§ Goal: Select every line below containing the word "昨天我的信用卡被盗刷了".

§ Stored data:

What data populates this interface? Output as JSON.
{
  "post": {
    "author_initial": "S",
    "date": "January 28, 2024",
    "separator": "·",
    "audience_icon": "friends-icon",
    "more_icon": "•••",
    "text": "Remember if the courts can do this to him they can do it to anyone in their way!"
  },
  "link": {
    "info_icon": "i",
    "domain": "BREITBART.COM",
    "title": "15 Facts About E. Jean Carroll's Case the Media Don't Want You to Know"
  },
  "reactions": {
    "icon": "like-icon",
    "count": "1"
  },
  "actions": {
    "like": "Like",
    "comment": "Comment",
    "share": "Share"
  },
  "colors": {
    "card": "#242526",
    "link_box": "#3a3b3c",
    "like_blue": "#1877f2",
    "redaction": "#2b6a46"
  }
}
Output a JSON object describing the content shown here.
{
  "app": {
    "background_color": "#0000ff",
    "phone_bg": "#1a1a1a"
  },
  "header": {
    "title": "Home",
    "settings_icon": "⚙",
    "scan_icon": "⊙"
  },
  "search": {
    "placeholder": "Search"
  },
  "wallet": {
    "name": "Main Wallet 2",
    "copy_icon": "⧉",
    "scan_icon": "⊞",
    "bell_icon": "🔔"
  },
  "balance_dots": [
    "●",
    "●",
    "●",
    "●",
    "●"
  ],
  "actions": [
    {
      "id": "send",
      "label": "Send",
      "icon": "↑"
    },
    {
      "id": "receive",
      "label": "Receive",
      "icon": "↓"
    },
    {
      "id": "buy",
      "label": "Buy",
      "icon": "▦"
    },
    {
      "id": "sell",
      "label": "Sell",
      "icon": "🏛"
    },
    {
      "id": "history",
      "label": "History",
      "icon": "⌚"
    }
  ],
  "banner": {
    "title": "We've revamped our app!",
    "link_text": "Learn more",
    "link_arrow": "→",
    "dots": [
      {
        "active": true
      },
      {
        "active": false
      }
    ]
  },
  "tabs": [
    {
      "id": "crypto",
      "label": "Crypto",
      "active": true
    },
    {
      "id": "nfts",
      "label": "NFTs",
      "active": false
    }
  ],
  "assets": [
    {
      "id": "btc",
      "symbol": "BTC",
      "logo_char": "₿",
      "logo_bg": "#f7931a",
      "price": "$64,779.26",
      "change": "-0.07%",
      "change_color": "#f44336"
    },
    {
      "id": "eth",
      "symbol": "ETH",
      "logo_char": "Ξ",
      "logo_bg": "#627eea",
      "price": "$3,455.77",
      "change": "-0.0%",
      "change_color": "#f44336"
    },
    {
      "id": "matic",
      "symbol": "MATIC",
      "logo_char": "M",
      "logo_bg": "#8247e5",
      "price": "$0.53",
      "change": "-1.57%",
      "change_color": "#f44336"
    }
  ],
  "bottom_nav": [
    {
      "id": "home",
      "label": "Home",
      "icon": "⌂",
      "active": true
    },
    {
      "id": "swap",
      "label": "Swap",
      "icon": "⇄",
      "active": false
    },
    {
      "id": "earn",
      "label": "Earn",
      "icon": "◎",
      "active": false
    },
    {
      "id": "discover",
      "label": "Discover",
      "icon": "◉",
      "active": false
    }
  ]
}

==

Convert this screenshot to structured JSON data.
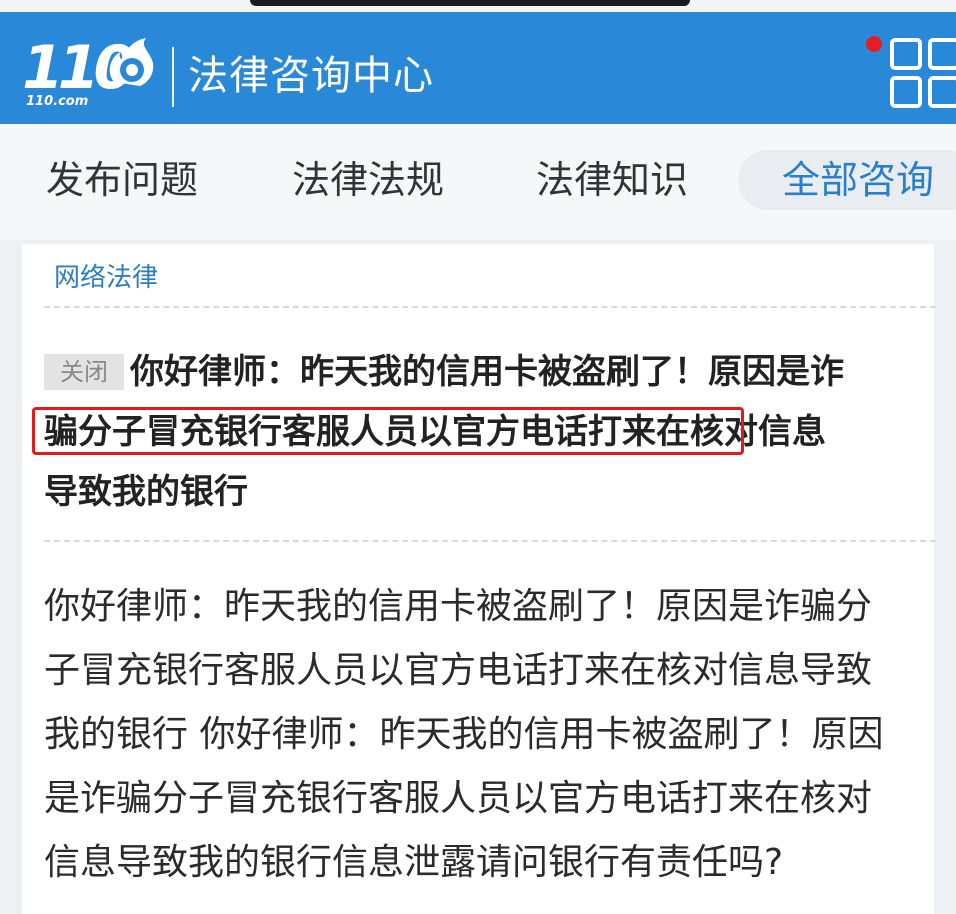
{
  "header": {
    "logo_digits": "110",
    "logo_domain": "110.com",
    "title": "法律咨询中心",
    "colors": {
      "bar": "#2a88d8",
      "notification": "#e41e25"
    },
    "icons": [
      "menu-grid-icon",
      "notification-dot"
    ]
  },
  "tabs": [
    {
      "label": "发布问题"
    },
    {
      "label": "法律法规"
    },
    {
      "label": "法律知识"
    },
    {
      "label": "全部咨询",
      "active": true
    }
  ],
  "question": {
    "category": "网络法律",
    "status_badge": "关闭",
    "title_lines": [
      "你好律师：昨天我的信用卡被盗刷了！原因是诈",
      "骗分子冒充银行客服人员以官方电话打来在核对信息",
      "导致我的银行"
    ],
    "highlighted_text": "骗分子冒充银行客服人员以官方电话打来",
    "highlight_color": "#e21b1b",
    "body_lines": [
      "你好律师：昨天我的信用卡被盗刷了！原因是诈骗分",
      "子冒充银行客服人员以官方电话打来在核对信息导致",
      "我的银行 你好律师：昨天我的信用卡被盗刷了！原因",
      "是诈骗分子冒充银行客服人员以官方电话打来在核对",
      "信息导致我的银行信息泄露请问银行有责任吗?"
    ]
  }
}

§ Expected answer:
      "你好律师：昨天我的信用卡被盗刷了！原因是诈",
      "你好律师：昨天我的信用卡被盗刷了！原因是诈骗分",
      "我的银行 你好律师：昨天我的信用卡被盗刷了！原因",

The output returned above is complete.